Wherever the word "nuestra" appears in a line, extract that line.

--- Start Input records ---

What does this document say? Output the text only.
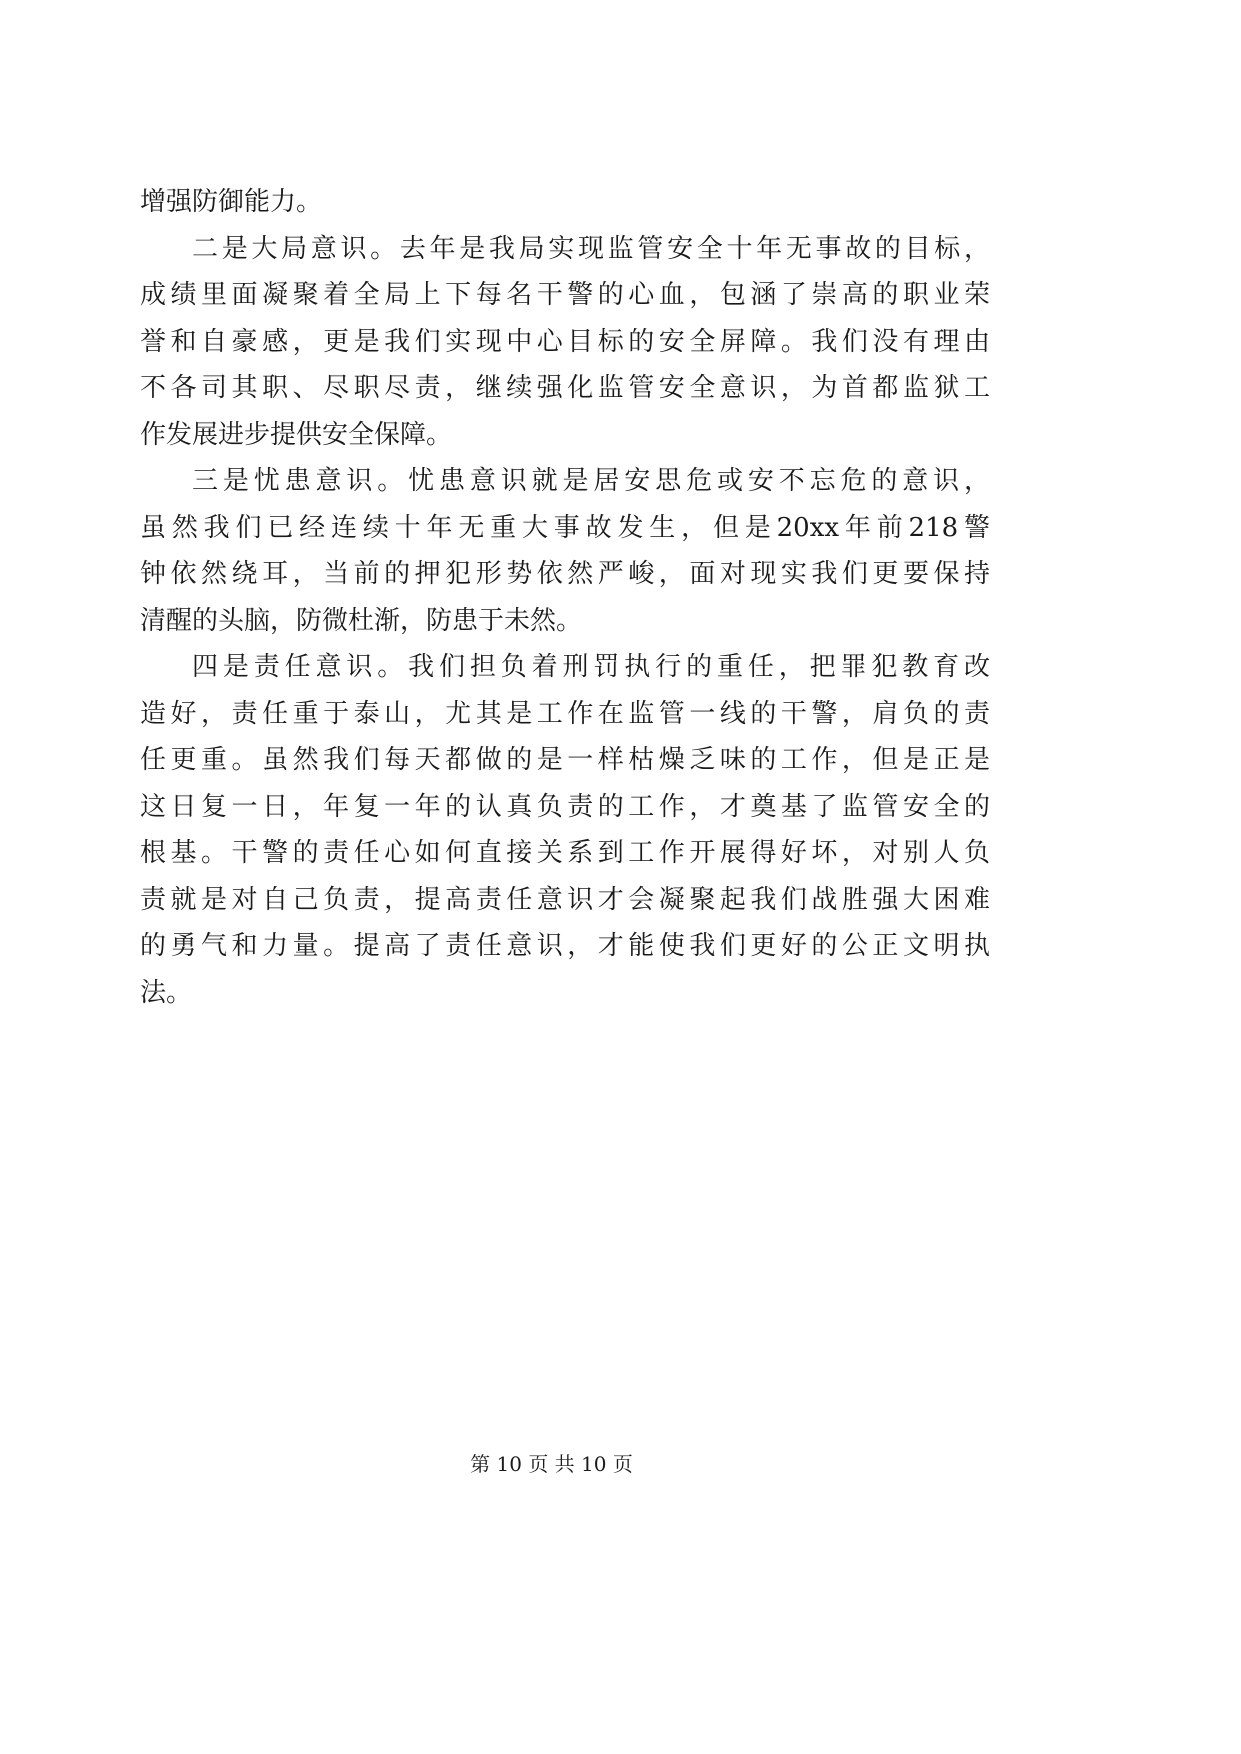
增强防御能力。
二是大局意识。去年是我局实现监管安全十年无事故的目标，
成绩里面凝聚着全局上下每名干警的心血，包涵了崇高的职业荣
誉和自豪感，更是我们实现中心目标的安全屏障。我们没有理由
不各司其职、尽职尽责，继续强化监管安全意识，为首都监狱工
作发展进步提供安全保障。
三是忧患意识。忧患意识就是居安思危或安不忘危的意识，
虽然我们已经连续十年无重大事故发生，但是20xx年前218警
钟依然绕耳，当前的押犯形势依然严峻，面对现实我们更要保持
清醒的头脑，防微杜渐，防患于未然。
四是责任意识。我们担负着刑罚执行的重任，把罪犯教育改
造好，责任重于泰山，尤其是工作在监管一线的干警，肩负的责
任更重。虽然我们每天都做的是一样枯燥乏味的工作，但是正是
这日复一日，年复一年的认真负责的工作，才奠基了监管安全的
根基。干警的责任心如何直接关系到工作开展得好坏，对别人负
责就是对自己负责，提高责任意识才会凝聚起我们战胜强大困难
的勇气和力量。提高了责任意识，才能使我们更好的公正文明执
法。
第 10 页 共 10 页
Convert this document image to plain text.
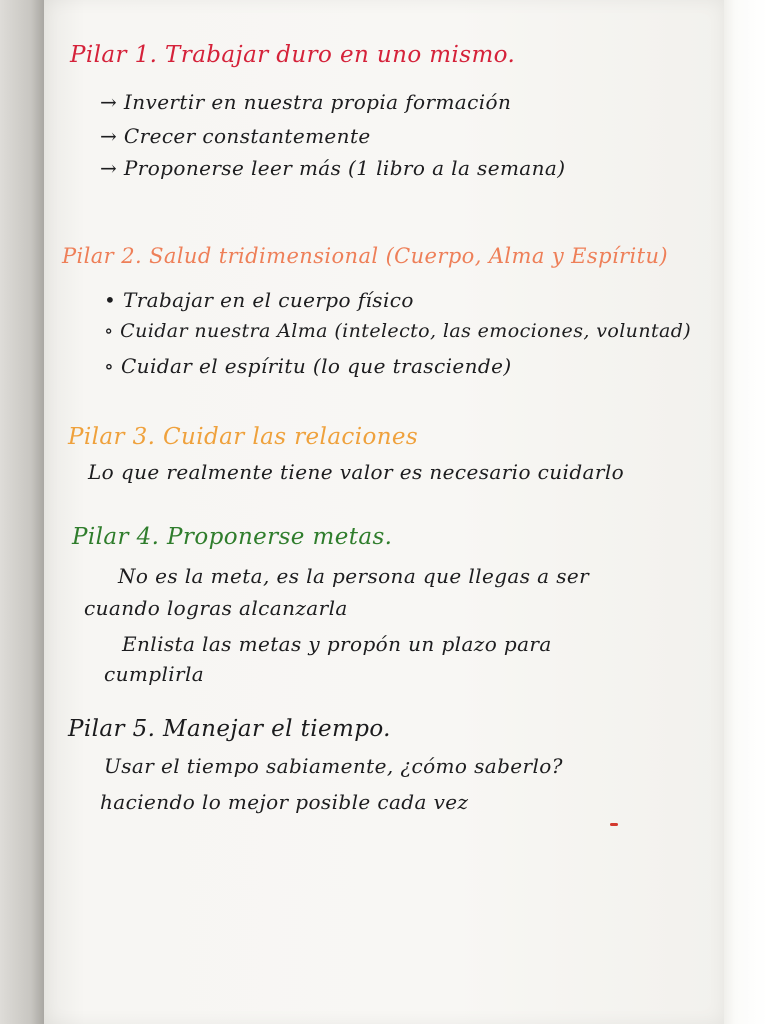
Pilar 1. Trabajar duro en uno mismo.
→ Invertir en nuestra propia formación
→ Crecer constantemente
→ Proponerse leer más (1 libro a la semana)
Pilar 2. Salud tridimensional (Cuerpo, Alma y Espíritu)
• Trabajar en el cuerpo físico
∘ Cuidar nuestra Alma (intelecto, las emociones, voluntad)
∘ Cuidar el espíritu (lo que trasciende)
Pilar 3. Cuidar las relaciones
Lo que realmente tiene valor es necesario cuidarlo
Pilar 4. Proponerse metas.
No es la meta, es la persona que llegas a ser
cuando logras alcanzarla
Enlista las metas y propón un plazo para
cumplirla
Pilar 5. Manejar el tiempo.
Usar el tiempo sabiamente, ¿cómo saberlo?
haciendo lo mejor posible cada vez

--- End Input records ---

* _Expected answer_:
→ Invertir en nuestra propia formación
∘ Cuidar nuestra Alma (intelecto, las emociones, voluntad)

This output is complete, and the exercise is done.